Find how many lines contain the word "this" and state that number alone.

_DATASET RECORDS_:
──────

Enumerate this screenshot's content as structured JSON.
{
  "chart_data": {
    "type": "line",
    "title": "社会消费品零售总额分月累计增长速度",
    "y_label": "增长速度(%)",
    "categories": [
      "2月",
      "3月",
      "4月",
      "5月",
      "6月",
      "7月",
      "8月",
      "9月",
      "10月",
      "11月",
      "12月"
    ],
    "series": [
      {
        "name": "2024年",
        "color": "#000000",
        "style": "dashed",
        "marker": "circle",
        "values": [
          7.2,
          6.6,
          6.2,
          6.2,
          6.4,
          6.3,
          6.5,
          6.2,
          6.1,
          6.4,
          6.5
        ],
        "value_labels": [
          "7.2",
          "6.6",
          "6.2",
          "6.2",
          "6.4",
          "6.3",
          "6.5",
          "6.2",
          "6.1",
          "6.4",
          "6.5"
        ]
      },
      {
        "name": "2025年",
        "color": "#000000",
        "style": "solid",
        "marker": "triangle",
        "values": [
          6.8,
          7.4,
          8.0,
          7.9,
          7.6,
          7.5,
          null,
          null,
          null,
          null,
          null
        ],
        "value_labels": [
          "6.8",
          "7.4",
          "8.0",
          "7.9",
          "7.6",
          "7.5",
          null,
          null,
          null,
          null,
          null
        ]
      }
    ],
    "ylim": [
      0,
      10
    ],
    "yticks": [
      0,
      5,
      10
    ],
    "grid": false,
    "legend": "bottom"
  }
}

──────

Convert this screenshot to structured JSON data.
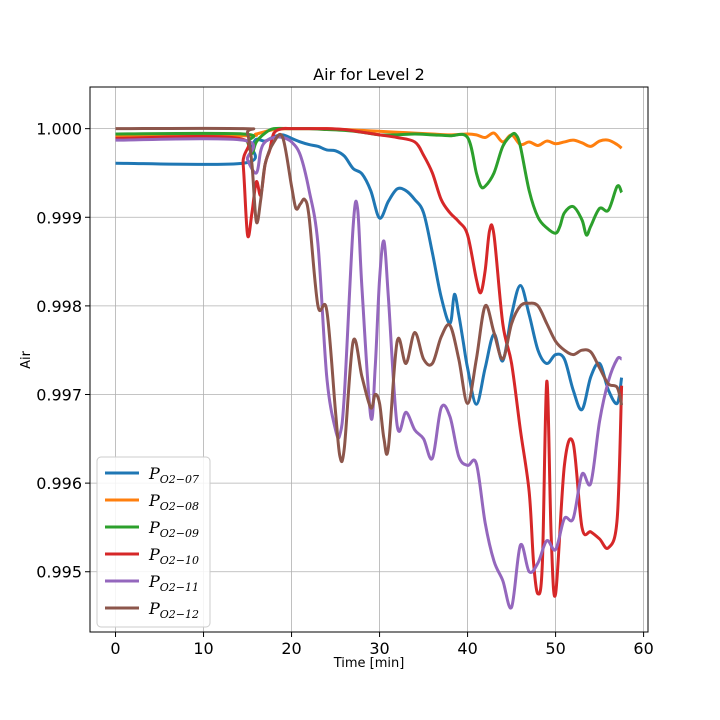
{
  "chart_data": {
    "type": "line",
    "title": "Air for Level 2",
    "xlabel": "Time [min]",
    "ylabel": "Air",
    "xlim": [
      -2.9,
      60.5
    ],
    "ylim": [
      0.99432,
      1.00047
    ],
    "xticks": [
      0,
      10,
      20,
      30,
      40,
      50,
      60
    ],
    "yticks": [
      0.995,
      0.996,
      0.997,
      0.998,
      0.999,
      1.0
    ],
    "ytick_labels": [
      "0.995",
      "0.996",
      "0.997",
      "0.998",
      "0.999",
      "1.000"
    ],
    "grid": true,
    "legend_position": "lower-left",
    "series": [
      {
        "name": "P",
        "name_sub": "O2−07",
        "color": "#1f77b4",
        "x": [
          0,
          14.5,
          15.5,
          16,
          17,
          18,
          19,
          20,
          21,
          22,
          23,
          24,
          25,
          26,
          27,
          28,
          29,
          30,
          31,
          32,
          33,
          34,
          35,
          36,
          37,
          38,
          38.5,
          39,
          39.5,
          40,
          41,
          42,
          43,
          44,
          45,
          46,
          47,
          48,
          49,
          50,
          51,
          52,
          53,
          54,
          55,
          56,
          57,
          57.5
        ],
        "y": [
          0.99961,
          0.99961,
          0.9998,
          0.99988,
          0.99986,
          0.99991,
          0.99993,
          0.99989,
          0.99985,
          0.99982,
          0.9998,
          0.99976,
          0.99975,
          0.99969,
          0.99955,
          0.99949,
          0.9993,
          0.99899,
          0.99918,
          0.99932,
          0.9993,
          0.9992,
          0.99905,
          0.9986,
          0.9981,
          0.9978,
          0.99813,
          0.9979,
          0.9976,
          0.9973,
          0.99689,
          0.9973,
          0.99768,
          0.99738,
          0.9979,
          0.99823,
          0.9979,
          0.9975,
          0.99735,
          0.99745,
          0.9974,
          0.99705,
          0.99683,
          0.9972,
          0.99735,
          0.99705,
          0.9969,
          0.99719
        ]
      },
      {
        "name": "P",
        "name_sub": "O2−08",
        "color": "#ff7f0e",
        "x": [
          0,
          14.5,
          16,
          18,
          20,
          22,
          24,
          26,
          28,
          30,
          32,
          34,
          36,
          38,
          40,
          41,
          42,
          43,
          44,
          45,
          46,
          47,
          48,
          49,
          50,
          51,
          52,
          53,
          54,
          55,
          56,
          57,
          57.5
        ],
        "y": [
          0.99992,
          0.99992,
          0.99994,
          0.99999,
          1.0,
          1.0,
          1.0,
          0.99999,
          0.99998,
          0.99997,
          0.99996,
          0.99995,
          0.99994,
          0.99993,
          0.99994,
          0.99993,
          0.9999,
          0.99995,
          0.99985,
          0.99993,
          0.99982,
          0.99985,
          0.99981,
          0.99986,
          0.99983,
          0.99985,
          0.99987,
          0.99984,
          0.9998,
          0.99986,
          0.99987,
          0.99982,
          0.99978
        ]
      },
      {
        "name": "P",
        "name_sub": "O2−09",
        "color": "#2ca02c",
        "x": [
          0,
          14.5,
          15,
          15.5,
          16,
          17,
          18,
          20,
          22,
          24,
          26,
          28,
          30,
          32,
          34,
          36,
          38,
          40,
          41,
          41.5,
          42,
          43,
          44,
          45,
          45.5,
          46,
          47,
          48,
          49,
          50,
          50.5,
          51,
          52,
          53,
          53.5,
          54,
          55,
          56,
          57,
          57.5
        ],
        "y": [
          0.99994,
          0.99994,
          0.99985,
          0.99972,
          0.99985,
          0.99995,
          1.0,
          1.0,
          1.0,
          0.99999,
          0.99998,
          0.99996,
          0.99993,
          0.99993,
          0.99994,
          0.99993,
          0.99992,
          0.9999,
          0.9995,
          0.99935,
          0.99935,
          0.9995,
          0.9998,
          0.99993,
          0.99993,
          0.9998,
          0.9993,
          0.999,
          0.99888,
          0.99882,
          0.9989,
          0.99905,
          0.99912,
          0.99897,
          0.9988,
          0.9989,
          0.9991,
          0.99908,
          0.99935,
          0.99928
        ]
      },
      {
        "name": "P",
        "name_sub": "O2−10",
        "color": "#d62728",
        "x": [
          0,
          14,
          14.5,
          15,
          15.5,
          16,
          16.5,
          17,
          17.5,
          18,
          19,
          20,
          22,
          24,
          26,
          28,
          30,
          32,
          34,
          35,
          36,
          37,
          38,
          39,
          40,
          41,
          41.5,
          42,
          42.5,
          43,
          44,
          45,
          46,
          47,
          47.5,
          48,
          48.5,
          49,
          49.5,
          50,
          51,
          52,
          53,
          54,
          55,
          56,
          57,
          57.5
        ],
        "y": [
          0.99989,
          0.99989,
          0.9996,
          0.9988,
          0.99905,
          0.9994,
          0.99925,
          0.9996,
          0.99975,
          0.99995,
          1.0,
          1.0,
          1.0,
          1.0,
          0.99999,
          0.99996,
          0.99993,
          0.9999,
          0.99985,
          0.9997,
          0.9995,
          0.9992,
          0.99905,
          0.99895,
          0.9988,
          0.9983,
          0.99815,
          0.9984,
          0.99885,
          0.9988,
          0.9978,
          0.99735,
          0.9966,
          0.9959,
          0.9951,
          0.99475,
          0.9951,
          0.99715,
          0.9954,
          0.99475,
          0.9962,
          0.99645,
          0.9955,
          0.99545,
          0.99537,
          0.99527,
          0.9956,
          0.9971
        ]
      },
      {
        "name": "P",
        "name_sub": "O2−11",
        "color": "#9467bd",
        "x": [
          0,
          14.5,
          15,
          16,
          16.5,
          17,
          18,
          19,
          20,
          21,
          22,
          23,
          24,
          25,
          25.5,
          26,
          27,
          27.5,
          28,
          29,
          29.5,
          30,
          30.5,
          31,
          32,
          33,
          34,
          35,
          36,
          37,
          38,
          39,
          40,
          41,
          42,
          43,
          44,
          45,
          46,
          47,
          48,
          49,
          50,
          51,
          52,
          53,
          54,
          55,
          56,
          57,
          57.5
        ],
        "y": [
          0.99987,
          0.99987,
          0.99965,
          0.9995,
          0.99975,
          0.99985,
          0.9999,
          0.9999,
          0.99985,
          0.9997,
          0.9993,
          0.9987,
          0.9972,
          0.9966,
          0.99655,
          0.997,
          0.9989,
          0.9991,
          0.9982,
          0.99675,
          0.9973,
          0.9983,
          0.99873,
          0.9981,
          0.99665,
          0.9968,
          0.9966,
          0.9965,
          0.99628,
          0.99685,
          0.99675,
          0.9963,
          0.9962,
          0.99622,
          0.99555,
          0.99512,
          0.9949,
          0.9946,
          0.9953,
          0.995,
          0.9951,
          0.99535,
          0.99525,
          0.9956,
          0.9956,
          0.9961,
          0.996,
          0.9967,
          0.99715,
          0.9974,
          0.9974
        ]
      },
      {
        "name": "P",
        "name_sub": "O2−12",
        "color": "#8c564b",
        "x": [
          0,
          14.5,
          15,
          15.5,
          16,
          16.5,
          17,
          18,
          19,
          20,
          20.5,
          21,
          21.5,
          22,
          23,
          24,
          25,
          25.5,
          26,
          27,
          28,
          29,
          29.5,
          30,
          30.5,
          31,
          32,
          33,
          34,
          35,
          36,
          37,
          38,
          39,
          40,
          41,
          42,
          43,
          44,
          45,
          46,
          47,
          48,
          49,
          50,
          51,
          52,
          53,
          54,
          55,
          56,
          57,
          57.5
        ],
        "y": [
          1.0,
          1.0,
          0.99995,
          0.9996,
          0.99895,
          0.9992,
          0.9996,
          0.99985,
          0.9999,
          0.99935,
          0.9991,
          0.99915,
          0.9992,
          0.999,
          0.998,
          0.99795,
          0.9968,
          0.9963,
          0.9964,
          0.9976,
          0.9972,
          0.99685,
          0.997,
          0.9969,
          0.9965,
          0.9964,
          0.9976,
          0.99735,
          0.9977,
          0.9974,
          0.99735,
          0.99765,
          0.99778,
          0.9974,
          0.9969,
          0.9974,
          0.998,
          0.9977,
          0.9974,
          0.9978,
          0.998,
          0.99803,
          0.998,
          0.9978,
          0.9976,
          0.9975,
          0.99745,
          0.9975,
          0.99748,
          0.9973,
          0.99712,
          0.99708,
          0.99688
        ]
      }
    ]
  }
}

──────

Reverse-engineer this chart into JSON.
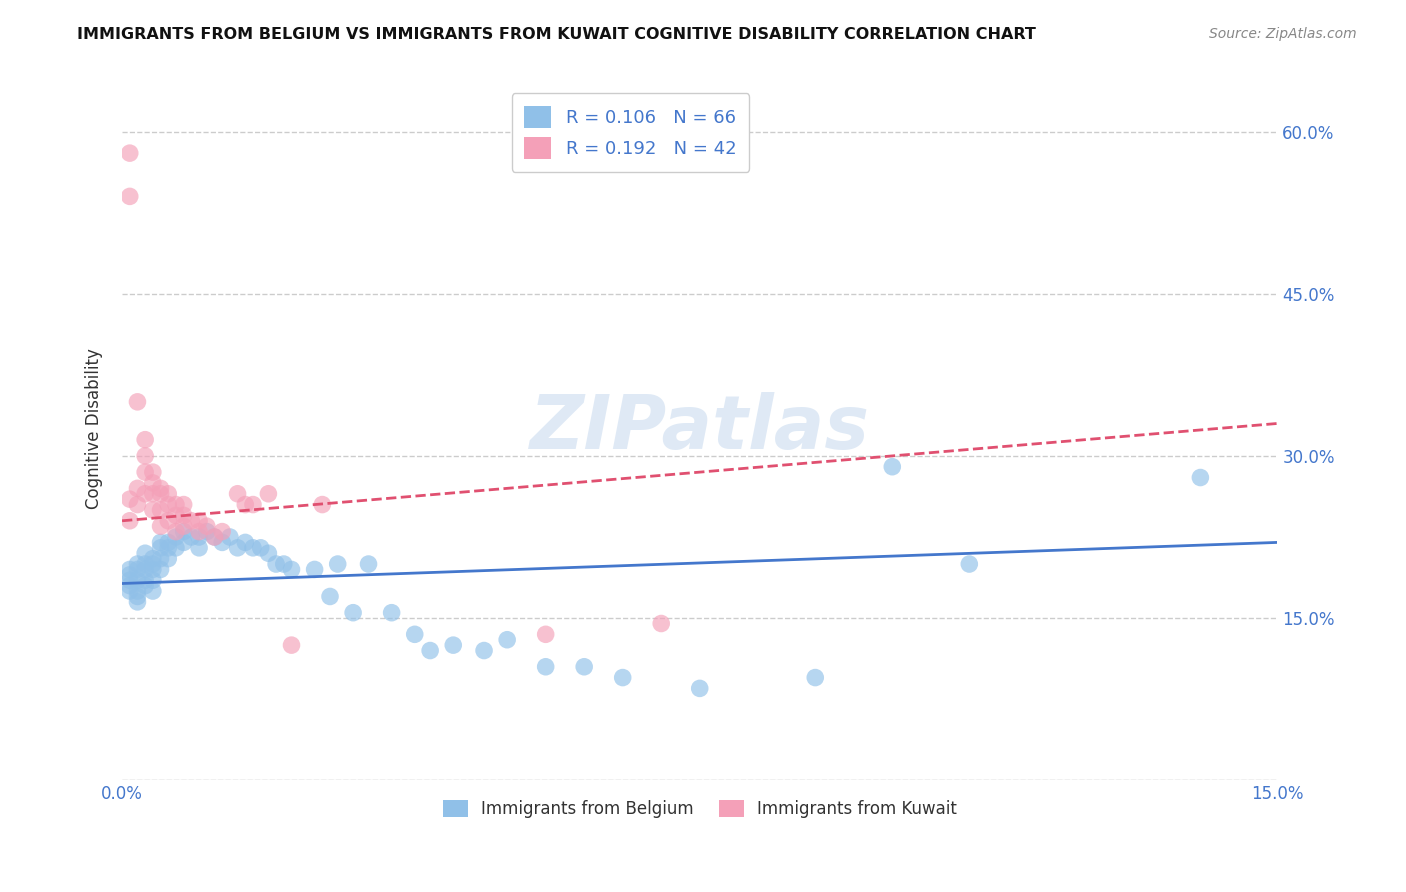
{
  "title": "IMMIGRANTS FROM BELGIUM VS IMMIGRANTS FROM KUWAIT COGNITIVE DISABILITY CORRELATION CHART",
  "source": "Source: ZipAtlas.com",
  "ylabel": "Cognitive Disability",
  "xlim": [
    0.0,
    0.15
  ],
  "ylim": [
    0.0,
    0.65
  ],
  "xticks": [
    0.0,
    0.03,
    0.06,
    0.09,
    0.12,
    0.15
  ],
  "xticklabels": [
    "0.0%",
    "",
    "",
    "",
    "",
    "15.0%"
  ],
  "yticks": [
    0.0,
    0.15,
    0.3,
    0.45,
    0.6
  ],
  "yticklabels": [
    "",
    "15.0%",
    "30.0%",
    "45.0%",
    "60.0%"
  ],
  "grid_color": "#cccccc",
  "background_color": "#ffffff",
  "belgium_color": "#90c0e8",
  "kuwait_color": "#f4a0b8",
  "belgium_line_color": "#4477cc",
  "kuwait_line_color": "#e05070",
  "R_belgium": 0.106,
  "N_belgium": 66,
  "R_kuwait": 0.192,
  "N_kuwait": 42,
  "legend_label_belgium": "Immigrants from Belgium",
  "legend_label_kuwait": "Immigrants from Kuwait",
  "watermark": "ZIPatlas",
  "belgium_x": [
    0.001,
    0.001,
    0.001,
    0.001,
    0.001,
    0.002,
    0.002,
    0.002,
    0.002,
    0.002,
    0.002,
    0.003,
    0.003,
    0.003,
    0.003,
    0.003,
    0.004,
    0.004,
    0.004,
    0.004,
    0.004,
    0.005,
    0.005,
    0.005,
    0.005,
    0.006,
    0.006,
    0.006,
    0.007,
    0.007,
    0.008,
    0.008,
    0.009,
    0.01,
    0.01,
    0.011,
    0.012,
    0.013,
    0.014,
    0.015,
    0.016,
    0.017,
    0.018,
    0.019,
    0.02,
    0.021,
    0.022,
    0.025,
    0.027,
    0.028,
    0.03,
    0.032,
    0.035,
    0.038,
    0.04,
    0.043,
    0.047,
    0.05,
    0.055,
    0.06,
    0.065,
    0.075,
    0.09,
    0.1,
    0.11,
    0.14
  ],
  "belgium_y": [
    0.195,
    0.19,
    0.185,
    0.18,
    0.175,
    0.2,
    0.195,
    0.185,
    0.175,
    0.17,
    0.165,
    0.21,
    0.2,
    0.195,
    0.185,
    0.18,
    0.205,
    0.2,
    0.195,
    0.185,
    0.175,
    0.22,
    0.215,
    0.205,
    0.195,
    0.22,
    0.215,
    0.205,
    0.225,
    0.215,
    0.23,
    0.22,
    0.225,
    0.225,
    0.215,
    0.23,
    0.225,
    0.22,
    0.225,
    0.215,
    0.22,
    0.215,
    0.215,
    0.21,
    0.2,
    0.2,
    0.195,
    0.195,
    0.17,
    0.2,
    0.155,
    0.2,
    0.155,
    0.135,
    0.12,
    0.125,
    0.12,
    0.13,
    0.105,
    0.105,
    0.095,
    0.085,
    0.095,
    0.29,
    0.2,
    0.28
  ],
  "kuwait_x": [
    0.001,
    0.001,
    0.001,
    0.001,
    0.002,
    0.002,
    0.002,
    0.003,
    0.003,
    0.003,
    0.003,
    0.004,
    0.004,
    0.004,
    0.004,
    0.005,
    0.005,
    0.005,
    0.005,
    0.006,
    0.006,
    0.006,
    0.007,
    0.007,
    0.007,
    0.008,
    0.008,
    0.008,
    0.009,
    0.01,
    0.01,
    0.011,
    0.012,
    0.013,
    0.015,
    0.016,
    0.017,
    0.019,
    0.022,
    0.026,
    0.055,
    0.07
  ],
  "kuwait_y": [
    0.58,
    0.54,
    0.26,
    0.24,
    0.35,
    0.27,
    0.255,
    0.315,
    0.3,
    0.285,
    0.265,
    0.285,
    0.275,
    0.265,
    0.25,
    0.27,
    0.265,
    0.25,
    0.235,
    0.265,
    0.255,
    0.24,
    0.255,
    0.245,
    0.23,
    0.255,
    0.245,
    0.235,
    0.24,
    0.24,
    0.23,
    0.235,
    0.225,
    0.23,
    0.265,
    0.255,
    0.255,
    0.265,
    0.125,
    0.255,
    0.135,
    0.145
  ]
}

──────

_EXERCISE OUTPUT_:
3